» **Required task**
Examine the material below. Gather every line in which the string "name" appears.

» **Data lines**
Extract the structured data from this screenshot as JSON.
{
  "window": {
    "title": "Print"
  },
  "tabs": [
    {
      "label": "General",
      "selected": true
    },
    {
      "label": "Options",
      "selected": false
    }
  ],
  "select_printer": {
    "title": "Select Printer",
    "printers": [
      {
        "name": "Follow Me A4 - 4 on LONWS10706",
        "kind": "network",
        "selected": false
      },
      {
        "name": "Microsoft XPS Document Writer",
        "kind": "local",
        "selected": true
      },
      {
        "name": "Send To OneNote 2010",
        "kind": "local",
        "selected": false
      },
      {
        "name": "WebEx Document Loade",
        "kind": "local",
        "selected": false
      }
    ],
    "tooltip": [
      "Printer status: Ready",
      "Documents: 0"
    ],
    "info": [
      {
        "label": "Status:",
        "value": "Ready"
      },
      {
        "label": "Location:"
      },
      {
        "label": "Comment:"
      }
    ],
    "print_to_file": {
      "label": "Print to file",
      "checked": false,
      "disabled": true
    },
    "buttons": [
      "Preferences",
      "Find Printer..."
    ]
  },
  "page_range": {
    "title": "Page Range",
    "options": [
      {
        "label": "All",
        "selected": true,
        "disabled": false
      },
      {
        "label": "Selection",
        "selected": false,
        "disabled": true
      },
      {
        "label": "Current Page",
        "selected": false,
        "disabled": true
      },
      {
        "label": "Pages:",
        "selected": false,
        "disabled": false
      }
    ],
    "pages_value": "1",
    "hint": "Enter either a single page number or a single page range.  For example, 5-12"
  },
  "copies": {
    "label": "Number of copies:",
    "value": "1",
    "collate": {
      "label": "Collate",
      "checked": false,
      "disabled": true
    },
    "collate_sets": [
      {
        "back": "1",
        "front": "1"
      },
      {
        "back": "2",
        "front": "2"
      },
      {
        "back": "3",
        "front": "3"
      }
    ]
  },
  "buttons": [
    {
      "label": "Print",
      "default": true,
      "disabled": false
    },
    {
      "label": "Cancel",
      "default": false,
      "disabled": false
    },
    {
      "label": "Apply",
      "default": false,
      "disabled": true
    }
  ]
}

» **Right answer**
        "name": "Follow Me A4 - 4 on LONWS10706",
        "name": "Microsoft XPS Document Writer",
        "name": "Send To OneNote 2010",
        "name": "WebEx Document Loade",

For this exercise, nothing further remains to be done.